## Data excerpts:
--- Start ---
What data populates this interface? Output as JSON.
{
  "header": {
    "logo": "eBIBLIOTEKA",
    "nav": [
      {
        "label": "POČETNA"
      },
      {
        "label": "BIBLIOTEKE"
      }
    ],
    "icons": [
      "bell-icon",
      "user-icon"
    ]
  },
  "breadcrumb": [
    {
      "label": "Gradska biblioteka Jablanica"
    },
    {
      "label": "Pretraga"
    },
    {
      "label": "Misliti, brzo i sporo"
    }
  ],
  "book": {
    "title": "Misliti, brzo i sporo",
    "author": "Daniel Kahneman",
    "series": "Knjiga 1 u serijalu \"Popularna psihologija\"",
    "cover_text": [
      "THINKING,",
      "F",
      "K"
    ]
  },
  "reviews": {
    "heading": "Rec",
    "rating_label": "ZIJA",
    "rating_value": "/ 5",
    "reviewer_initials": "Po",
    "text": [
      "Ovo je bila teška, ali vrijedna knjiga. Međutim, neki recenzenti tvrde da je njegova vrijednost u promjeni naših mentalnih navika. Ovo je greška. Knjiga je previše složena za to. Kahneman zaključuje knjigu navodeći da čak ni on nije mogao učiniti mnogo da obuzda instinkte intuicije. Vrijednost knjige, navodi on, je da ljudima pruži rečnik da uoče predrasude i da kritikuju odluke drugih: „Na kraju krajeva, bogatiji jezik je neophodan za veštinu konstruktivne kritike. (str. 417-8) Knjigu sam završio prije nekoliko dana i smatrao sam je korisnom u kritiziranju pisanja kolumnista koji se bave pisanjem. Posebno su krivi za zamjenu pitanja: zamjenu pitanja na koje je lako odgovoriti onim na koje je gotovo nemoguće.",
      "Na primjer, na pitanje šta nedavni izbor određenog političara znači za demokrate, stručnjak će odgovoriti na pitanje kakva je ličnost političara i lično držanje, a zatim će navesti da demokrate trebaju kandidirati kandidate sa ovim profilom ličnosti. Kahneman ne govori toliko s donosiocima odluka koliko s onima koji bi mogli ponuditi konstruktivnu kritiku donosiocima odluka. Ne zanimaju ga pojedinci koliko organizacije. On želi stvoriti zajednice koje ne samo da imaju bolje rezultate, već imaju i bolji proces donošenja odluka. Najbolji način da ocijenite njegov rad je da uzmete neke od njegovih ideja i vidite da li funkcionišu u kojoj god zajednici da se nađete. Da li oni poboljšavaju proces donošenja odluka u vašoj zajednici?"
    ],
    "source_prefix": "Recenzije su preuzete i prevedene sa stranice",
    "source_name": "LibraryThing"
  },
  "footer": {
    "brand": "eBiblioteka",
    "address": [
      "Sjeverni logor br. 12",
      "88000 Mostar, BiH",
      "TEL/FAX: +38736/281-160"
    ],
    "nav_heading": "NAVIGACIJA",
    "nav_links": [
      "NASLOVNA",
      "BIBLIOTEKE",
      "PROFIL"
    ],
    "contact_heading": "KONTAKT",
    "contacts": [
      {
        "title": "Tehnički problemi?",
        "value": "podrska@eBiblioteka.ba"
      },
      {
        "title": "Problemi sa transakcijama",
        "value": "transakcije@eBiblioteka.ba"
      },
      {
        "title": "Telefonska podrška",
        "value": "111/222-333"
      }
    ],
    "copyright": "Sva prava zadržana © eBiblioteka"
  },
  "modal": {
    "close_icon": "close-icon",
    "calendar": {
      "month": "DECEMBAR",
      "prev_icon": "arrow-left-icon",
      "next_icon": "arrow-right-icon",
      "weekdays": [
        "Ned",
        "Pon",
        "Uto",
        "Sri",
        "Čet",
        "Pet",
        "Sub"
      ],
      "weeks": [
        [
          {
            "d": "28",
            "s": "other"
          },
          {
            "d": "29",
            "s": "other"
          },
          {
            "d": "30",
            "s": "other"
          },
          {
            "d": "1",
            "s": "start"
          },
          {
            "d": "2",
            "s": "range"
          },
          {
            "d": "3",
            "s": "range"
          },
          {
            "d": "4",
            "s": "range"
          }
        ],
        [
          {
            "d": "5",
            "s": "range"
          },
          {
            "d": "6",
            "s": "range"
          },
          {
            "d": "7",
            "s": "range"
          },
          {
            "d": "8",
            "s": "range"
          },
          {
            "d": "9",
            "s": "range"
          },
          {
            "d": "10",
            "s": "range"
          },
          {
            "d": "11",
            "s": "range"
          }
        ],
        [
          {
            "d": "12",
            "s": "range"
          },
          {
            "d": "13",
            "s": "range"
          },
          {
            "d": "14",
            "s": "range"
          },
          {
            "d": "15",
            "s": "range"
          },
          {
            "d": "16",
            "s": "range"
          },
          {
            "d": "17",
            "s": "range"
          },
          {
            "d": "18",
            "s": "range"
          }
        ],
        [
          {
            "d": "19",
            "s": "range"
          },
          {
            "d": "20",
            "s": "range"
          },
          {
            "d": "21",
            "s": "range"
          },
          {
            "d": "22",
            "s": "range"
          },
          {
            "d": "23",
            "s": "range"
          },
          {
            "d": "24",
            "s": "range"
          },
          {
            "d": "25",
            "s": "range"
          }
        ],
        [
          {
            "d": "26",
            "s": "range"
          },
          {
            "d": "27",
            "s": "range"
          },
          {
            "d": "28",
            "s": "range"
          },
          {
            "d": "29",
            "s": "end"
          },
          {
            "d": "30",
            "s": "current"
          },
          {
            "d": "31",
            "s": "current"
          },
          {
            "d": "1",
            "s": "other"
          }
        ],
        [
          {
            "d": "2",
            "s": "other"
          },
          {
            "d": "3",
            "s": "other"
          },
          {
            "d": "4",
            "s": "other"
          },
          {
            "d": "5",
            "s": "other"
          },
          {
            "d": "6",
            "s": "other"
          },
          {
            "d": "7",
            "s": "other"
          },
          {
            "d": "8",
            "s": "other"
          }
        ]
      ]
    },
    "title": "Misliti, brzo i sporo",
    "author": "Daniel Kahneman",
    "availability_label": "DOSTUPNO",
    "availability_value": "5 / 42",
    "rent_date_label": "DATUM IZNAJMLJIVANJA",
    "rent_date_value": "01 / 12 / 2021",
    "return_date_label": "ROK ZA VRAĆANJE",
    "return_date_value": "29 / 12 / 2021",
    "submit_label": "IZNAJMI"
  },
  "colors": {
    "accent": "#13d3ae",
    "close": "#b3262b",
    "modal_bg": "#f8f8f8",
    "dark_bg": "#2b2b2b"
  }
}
--- End ---
## BRIEF:
The entries above must be returned in full, exactly as shown.

## ANSWER TO THE PROBLEM:
What data populates this interface? Output as JSON.
{
  "header": {
    "logo": "eBIBLIOTEKA",
    "nav": [
      {
        "label": "POČETNA"
      },
      {
        "label": "BIBLIOTEKE"
      }
    ],
    "icons": [
      "bell-icon",
      "user-icon"
    ]
  },
  "breadcrumb": [
    {
      "label": "Gradska biblioteka Jablanica"
    },
    {
      "label": "Pretraga"
    },
    {
      "label": "Misliti, brzo i sporo"
    }
  ],
  "book": {
    "title": "Misliti, brzo i sporo",
    "author": "Daniel Kahneman",
    "series": "Knjiga 1 u serijalu \"Popularna psihologija\"",
    "cover_text": [
      "THINKING,",
      "F",
      "K"
    ]
  },
  "reviews": {
    "heading": "Rec",
    "rating_label": "ZIJA",
    "rating_value": "/ 5",
    "reviewer_initials": "Po",
    "text": [
      "Ovo je bila teška, ali vrijedna knjiga. Međutim, neki recenzenti tvrde da je njegova vrijednost u promjeni naših mentalnih navika. Ovo je greška. Knjiga je previše složena za to. Kahneman zaključuje knjigu navodeći da čak ni on nije mogao učiniti mnogo da obuzda instinkte intuicije. Vrijednost knjige, navodi on, je da ljudima pruži rečnik da uoče predrasude i da kritikuju odluke drugih: „Na kraju krajeva, bogatiji jezik je neophodan za veštinu konstruktivne kritike. (str. 417-8) Knjigu sam završio prije nekoliko dana i smatrao sam je korisnom u kritiziranju pisanja kolumnista koji se bave pisanjem. Posebno su krivi za zamjenu pitanja: zamjenu pitanja na koje je lako odgovoriti onim na koje je gotovo nemoguće.",
      "Na primjer, na pitanje šta nedavni izbor određenog političara znači za demokrate, stručnjak će odgovoriti na pitanje kakva je ličnost političara i lično držanje, a zatim će navesti da demokrate trebaju kandidirati kandidate sa ovim profilom ličnosti. Kahneman ne govori toliko s donosiocima odluka koliko s onima koji bi mogli ponuditi konstruktivnu kritiku donosiocima odluka. Ne zanimaju ga pojedinci koliko organizacije. On želi stvoriti zajednice koje ne samo da imaju bolje rezultate, već imaju i bolji proces donošenja odluka. Najbolji način da ocijenite njegov rad je da uzmete neke od njegovih ideja i vidite da li funkcionišu u kojoj god zajednici da se nađete. Da li oni poboljšavaju proces donošenja odluka u vašoj zajednici?"
    ],
    "source_prefix": "Recenzije su preuzete i prevedene sa stranice",
    "source_name": "LibraryThing"
  },
  "footer": {
    "brand": "eBiblioteka",
    "address": [
      "Sjeverni logor br. 12",
      "88000 Mostar, BiH",
      "TEL/FAX: +38736/281-160"
    ],
    "nav_heading": "NAVIGACIJA",
    "nav_links": [
      "NASLOVNA",
      "BIBLIOTEKE",
      "PROFIL"
    ],
    "contact_heading": "KONTAKT",
    "contacts": [
      {
        "title": "Tehnički problemi?",
        "value": "podrska@eBiblioteka.ba"
      },
      {
        "title": "Problemi sa transakcijama",
        "value": "transakcije@eBiblioteka.ba"
      },
      {
        "title": "Telefonska podrška",
        "value": "111/222-333"
      }
    ],
    "copyright": "Sva prava zadržana © eBiblioteka"
  },
  "modal": {
    "close_icon": "close-icon",
    "calendar": {
      "month": "DECEMBAR",
      "prev_icon": "arrow-left-icon",
      "next_icon": "arrow-right-icon",
      "weekdays": [
        "Ned",
        "Pon",
        "Uto",
        "Sri",
        "Čet",
        "Pet",
        "Sub"
      ],
      "weeks": [
        [
          {
            "d": "28",
            "s": "other"
          },
          {
            "d": "29",
            "s": "other"
          },
          {
            "d": "30",
            "s": "other"
          },
          {
            "d": "1",
            "s": "start"
          },
          {
            "d": "2",
            "s": "range"
          },
          {
            "d": "3",
            "s": "range"
          },
          {
            "d": "4",
            "s": "range"
          }
        ],
        [
          {
            "d": "5",
            "s": "range"
          },
          {
            "d": "6",
            "s": "range"
          },
          {
            "d": "7",
            "s": "range"
          },
          {
            "d": "8",
            "s": "range"
          },
          {
            "d": "9",
            "s": "range"
          },
          {
            "d": "10",
            "s": "range"
          },
          {
            "d": "11",
            "s": "range"
          }
        ],
        [
          {
            "d": "12",
            "s": "range"
          },
          {
            "d": "13",
            "s": "range"
          },
          {
            "d": "14",
            "s": "range"
          },
          {
            "d": "15",
            "s": "range"
          },
          {
            "d": "16",
            "s": "range"
          },
          {
            "d": "17",
            "s": "range"
          },
          {
            "d": "18",
            "s": "range"
          }
        ],
        [
          {
            "d": "19",
            "s": "range"
          },
          {
            "d": "20",
            "s": "range"
          },
          {
            "d": "21",
            "s": "range"
          },
          {
            "d": "22",
            "s": "range"
          },
          {
            "d": "23",
            "s": "range"
          },
          {
            "d": "24",
            "s": "range"
          },
          {
            "d": "25",
            "s": "range"
          }
        ],
        [
          {
            "d": "26",
            "s": "range"
          },
          {
            "d": "27",
            "s": "range"
          },
          {
            "d": "28",
            "s": "range"
          },
          {
            "d": "29",
            "s": "end"
          },
          {
            "d": "30",
            "s": "current"
          },
          {
            "d": "31",
            "s": "current"
          },
          {
            "d": "1",
            "s": "other"
          }
        ],
        [
          {
            "d": "2",
            "s": "other"
          },
          {
            "d": "3",
            "s": "other"
          },
          {
            "d": "4",
            "s": "other"
          },
          {
            "d": "5",
            "s": "other"
          },
          {
            "d": "6",
            "s": "other"
          },
          {
            "d": "7",
            "s": "other"
          },
          {
            "d": "8",
            "s": "other"
          }
        ]
      ]
    },
    "title": "Misliti, brzo i sporo",
    "author": "Daniel Kahneman",
    "availability_label": "DOSTUPNO",
    "availability_value": "5 / 42",
    "rent_date_label": "DATUM IZNAJMLJIVANJA",
    "rent_date_value": "01 / 12 / 2021",
    "return_date_label": "ROK ZA VRAĆANJE",
    "return_date_value": "29 / 12 / 2021",
    "submit_label": "IZNAJMI"
  },
  "colors": {
    "accent": "#13d3ae",
    "close": "#b3262b",
    "modal_bg": "#f8f8f8",
    "dark_bg": "#2b2b2b"
  }
}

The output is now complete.